====== RECORD EXCERPTS
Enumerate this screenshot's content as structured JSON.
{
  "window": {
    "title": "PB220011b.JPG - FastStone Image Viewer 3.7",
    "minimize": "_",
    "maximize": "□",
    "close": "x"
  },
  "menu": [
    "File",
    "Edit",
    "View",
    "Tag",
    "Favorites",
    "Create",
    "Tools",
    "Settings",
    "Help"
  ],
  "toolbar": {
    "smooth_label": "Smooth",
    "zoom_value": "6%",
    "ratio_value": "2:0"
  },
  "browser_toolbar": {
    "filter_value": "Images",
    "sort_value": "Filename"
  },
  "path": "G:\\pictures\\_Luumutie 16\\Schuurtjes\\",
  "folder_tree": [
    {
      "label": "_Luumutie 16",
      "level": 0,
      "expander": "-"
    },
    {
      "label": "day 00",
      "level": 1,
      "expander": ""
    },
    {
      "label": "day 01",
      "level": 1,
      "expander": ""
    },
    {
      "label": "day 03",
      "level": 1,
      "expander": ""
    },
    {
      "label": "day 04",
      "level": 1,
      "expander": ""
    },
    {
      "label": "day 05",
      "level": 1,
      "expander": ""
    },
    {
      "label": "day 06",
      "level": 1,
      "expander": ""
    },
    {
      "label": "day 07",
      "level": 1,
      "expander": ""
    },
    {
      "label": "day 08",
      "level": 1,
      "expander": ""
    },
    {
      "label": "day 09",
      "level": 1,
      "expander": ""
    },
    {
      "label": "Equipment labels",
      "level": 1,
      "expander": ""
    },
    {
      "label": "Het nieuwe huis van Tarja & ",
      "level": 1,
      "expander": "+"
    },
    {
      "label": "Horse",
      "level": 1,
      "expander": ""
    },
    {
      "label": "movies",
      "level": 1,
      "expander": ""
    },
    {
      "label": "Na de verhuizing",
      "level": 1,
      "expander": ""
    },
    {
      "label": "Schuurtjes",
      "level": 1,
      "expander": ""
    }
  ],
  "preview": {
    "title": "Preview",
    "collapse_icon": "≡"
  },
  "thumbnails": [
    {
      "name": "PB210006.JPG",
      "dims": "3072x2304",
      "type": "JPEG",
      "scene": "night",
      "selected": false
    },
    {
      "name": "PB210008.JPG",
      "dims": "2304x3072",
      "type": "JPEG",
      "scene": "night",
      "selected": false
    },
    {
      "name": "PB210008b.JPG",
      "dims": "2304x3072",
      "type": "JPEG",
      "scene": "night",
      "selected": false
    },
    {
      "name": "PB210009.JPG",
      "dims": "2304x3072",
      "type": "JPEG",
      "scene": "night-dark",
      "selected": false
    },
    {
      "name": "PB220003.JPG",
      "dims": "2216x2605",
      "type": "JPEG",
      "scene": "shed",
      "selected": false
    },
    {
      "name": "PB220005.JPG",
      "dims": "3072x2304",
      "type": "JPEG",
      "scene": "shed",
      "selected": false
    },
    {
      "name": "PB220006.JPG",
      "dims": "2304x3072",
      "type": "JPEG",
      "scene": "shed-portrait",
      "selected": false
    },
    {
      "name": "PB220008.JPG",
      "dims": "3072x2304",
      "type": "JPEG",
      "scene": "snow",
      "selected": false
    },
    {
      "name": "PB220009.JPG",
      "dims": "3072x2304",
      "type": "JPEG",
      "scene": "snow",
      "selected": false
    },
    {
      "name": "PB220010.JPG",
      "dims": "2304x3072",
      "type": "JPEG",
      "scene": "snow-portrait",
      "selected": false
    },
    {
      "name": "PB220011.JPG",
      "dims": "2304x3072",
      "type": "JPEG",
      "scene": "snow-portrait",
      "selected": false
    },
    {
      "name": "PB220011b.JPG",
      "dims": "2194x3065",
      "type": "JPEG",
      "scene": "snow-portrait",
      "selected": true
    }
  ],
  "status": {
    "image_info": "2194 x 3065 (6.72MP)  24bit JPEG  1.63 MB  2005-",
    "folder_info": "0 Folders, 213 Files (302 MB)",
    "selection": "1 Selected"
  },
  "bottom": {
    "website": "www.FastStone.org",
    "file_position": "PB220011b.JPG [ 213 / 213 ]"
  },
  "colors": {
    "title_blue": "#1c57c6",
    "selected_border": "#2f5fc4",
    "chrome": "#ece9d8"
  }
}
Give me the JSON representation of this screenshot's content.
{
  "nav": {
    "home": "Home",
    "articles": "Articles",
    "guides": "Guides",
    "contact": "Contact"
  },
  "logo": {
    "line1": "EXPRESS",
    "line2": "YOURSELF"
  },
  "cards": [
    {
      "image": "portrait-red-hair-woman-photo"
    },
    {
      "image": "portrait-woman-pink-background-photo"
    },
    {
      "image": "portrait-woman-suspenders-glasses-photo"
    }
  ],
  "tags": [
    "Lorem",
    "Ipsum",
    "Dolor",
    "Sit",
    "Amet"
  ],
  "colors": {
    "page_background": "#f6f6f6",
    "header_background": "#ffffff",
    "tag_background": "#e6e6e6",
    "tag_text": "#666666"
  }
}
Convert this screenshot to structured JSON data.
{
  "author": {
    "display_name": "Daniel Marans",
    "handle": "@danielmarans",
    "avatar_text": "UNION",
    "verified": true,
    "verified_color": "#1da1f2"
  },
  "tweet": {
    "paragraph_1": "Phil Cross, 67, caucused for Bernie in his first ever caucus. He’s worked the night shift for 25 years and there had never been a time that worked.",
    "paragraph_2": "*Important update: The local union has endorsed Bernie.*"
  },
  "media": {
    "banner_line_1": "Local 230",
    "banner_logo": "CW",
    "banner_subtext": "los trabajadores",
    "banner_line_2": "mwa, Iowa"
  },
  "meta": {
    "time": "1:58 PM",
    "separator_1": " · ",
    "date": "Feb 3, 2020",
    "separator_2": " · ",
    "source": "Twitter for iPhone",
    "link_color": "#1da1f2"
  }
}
============
THE PROBLEM: Repeat the data precisely, line by line.

ANSWER TO THE PROBLEM:
Enumerate this screenshot's content as structured JSON.
{
  "window": {
    "title": "PB220011b.JPG - FastStone Image Viewer 3.7",
    "minimize": "_",
    "maximize": "□",
    "close": "x"
  },
  "menu": [
    "File",
    "Edit",
    "View",
    "Tag",
    "Favorites",
    "Create",
    "Tools",
    "Settings",
    "Help"
  ],
  "toolbar": {
    "smooth_label": "Smooth",
    "zoom_value": "6%",
    "ratio_value": "2:0"
  },
  "browser_toolbar": {
    "filter_value": "Images",
    "sort_value": "Filename"
  },
  "path": "G:\\pictures\\_Luumutie 16\\Schuurtjes\\",
  "folder_tree": [
    {
      "label": "_Luumutie 16",
      "level": 0,
      "expander": "-"
    },
    {
      "label": "day 00",
      "level": 1,
      "expander": ""
    },
    {
      "label": "day 01",
      "level": 1,
      "expander": ""
    },
    {
      "label": "day 03",
      "level": 1,
      "expander": ""
    },
    {
      "label": "day 04",
      "level": 1,
      "expander": ""
    },
    {
      "label": "day 05",
      "level": 1,
      "expander": ""
    },
    {
      "label": "day 06",
      "level": 1,
      "expander": ""
    },
    {
      "label": "day 07",
      "level": 1,
      "expander": ""
    },
    {
      "label": "day 08",
      "level": 1,
      "expander": ""
    },
    {
      "label": "day 09",
      "level": 1,
      "expander": ""
    },
    {
      "label": "Equipment labels",
      "level": 1,
      "expander": ""
    },
    {
      "label": "Het nieuwe huis van Tarja & ",
      "level": 1,
      "expander": "+"
    },
    {
      "label": "Horse",
      "level": 1,
      "expander": ""
    },
    {
      "label": "movies",
      "level": 1,
      "expander": ""
    },
    {
      "label": "Na de verhuizing",
      "level": 1,
      "expander": ""
    },
    {
      "label": "Schuurtjes",
      "level": 1,
      "expander": ""
    }
  ],
  "preview": {
    "title": "Preview",
    "collapse_icon": "≡"
  },
  "thumbnails": [
    {
      "name": "PB210006.JPG",
      "dims": "3072x2304",
      "type": "JPEG",
      "scene": "night",
      "selected": false
    },
    {
      "name": "PB210008.JPG",
      "dims": "2304x3072",
      "type": "JPEG",
      "scene": "night",
      "selected": false
    },
    {
      "name": "PB210008b.JPG",
      "dims": "2304x3072",
      "type": "JPEG",
      "scene": "night",
      "selected": false
    },
    {
      "name": "PB210009.JPG",
      "dims": "2304x3072",
      "type": "JPEG",
      "scene": "night-dark",
      "selected": false
    },
    {
      "name": "PB220003.JPG",
      "dims": "2216x2605",
      "type": "JPEG",
      "scene": "shed",
      "selected": false
    },
    {
      "name": "PB220005.JPG",
      "dims": "3072x2304",
      "type": "JPEG",
      "scene": "shed",
      "selected": false
    },
    {
      "name": "PB220006.JPG",
      "dims": "2304x3072",
      "type": "JPEG",
      "scene": "shed-portrait",
      "selected": false
    },
    {
      "name": "PB220008.JPG",
      "dims": "3072x2304",
      "type": "JPEG",
      "scene": "snow",
      "selected": false
    },
    {
      "name": "PB220009.JPG",
      "dims": "3072x2304",
      "type": "JPEG",
      "scene": "snow",
      "selected": false
    },
    {
      "name": "PB220010.JPG",
      "dims": "2304x3072",
      "type": "JPEG",
      "scene": "snow-portrait",
      "selected": false
    },
    {
      "name": "PB220011.JPG",
      "dims": "2304x3072",
      "type": "JPEG",
      "scene": "snow-portrait",
      "selected": false
    },
    {
      "name": "PB220011b.JPG",
      "dims": "2194x3065",
      "type": "JPEG",
      "scene": "snow-portrait",
      "selected": true
    }
  ],
  "status": {
    "image_info": "2194 x 3065 (6.72MP)  24bit JPEG  1.63 MB  2005-",
    "folder_info": "0 Folders, 213 Files (302 MB)",
    "selection": "1 Selected"
  },
  "bottom": {
    "website": "www.FastStone.org",
    "file_position": "PB220011b.JPG [ 213 / 213 ]"
  },
  "colors": {
    "title_blue": "#1c57c6",
    "selected_border": "#2f5fc4",
    "chrome": "#ece9d8"
  }
}
Give me the JSON representation of this screenshot's content.
{
  "nav": {
    "home": "Home",
    "articles": "Articles",
    "guides": "Guides",
    "contact": "Contact"
  },
  "logo": {
    "line1": "EXPRESS",
    "line2": "YOURSELF"
  },
  "cards": [
    {
      "image": "portrait-red-hair-woman-photo"
    },
    {
      "image": "portrait-woman-pink-background-photo"
    },
    {
      "image": "portrait-woman-suspenders-glasses-photo"
    }
  ],
  "tags": [
    "Lorem",
    "Ipsum",
    "Dolor",
    "Sit",
    "Amet"
  ],
  "colors": {
    "page_background": "#f6f6f6",
    "header_background": "#ffffff",
    "tag_background": "#e6e6e6",
    "tag_text": "#666666"
  }
}
Convert this screenshot to structured JSON data.
{
  "author": {
    "display_name": "Daniel Marans",
    "handle": "@danielmarans",
    "avatar_text": "UNION",
    "verified": true,
    "verified_color": "#1da1f2"
  },
  "tweet": {
    "paragraph_1": "Phil Cross, 67, caucused for Bernie in his first ever caucus. He’s worked the night shift for 25 years and there had never been a time that worked.",
    "paragraph_2": "*Important update: The local union has endorsed Bernie.*"
  },
  "media": {
    "banner_line_1": "Local 230",
    "banner_logo": "CW",
    "banner_subtext": "los trabajadores",
    "banner_line_2": "mwa, Iowa"
  },
  "meta": {
    "time": "1:58 PM",
    "separator_1": " · ",
    "date": "Feb 3, 2020",
    "separator_2": " · ",
    "source": "Twitter for iPhone",
    "link_color": "#1da1f2"
  }
}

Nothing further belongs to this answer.